Spitzen von dbb bundesseniorenvertretung und BBB-Seniorenkommission im Gespräch

Am 4. und 5. Februar 2015 hat eine Sitzung der Geschäftsführung der dbb bundesseniorenvertretung in der Geschäftsstelle des Bayerischen Lehrer- und Lehrerinnenverbandes (BLLV) in München stattgefunden. Der Tagungsort war unter anderem gewählt worden, um mit dem Vorstand der Seniorenkommission des Bayerischen Beamtenbundes (BBB) ins Gespräch zu kommen; weitere Unterredungen mit anderen Landesseniorenvertretungen sollen folgen.

Der Vorsitzende der dbb bundesseniorenvertretung, Wolfgang Speck, begrüßte am 5. Februar 2015 den Vorsitzenden der BBB-Seniorenkommission, Wilhelm Renner, sowie seinen Stellvertreter, Willi Wolff, zu einem Gedankenaustausch über die Zusammen-arbeit zwischen Landes- und Bundesseniorenvertretung. Die Gesprächsteilnehmer, zu denen auf Seiten der dbb bundesseniorenvertretung auch Anne Schauer, Max Schindlbeck und Klaus-Dieter Schulze gehörten, waren sich einig, dass die sogenannte Mütterrente und deren systemgerechte Übertragung auf die Beamtenversorgung weiterhin auf der Agenda stehe.

 

Aufgabe der dbb bundesseniorenvertretung sei auch, die Probleme an den Schnittstellen von Bundes- und Landesrecht aufzugreifen. Bei der Frage der Pflichtmitgliedschaft in der Krankenversicherung der Rentner (KVdR) sehe sich die dbb bundesseniorenvert-retung gefordert. Die Behandlung der Ehefrauen von Beamten, die infolge der Kindererziehung nur freiwillig und damit zu sehr hohen Beiträgen Mitglied in der gesetzlichen Krankenversicherung werden könnten, sei nicht hinnehmbar.

 

Großen Raum nahm die von Mitgliedern häufig gestellte Frage ein, aus welchen Gründen sie als Rentnerinnen oder Rentner beziehungsweise Versorgungsempfängerinnen oder –empfänger noch in der Gewerkschaft bleiben sollten und was die Gewerkschaft konkret für sie tun könne. Hierbei wurde deutlich, dass gewerkschaftlicher Rechtsschutz, etwa in Verfahren wegen Feststellung der Pflegestufe, ein sehr hilfreiches Argument wäre.

 

Die Gesprächspartner betonten, dass sich weder die dbb bundesseniorenvertretung noch die BBB-Seniorenkommission in die erfolgreiche Arbeit der Seniorenvertretungen vor Ort einmischen, sondern Angebote zur Unterstützung und zum Informationsaustausch unterbreiten wollten. Dies könne auf vielfältige Weise geschehen, so auch durch Broschüren oder Seminare.

ARBEITSAUFTRAG:
Schreibe den Textauszug bitte erneut ab, beginnend bei "Die Gesprächspartner betonten, dass" und endend bei "Broschüren oder Seminare.", und ersetze dabei "Seminare" durch "Workshops".

ZU PRÜFENDE DATEN:
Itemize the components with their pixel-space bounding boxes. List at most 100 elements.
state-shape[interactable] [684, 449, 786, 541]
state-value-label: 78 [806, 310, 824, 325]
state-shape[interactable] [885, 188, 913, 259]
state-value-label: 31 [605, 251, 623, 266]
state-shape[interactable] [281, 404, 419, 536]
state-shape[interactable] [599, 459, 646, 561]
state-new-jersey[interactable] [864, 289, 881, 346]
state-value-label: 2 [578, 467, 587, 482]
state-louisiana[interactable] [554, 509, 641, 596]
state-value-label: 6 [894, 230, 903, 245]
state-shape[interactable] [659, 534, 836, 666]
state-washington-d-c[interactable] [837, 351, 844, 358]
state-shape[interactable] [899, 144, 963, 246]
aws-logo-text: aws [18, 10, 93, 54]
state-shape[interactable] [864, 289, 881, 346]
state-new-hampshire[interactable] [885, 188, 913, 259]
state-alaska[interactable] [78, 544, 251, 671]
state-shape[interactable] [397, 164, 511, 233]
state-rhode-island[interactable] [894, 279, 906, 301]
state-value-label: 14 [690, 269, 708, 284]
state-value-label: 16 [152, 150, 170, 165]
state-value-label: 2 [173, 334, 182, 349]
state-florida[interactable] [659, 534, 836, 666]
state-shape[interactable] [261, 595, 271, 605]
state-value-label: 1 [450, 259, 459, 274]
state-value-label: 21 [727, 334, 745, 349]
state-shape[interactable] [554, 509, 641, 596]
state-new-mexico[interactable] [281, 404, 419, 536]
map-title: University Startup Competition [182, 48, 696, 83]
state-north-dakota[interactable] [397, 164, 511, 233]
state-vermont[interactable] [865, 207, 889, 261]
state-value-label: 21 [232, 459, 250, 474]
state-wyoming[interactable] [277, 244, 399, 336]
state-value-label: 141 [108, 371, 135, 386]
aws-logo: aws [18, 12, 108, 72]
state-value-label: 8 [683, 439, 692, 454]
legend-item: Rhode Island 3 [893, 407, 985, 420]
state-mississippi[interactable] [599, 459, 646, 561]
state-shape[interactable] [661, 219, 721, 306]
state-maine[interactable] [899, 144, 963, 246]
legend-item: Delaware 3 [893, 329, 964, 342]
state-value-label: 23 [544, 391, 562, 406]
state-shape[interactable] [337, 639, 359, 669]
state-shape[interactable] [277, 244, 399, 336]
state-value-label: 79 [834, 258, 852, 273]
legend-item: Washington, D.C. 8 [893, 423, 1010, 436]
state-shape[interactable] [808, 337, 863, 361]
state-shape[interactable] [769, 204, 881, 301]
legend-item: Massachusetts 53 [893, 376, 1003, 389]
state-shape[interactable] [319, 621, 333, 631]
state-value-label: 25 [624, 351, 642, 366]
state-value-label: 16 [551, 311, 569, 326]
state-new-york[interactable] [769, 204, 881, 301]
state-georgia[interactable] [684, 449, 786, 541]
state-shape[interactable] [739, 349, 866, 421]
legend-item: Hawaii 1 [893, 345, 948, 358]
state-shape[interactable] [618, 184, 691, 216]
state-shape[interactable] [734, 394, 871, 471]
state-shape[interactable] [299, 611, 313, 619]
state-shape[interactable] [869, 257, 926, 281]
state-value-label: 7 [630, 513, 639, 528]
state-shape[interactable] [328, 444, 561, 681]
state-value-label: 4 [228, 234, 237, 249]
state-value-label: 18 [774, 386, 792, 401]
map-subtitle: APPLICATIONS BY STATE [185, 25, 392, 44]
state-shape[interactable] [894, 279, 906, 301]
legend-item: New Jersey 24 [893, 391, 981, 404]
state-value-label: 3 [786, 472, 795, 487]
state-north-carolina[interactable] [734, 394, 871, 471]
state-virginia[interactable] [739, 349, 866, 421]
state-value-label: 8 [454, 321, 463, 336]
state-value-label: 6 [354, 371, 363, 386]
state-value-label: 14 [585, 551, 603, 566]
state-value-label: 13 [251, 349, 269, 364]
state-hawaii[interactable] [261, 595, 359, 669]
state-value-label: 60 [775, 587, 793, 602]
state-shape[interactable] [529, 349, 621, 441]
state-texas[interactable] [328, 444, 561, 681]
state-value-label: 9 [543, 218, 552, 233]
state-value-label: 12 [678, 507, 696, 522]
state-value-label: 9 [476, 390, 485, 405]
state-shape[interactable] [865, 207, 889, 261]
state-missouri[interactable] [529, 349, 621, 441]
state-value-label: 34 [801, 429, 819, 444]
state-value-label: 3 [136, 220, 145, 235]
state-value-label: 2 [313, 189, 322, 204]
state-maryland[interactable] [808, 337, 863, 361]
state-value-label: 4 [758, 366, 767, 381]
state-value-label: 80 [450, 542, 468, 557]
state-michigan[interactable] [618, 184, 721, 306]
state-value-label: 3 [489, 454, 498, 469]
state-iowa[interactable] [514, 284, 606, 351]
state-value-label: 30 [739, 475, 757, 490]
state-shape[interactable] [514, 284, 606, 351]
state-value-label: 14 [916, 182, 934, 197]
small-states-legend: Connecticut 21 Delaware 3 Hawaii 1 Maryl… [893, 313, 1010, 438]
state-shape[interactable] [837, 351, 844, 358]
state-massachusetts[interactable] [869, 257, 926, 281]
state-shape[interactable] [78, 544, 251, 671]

ANTWORTBEREICH:
Die Gesprächspartner betonten, dass sich weder die dbb bundesseniorenvertretung noch die BBB-Seniorenkommission in die erfolgreiche Arbeit der Seniorenvertretungen vor Ort einmischen, sondern Angebote zur Unterstützung und zum Informationsaustausch unterbreiten wollten. Dies könne auf vielfältige Weise geschehen, so auch durch Broschüren oder Workshops.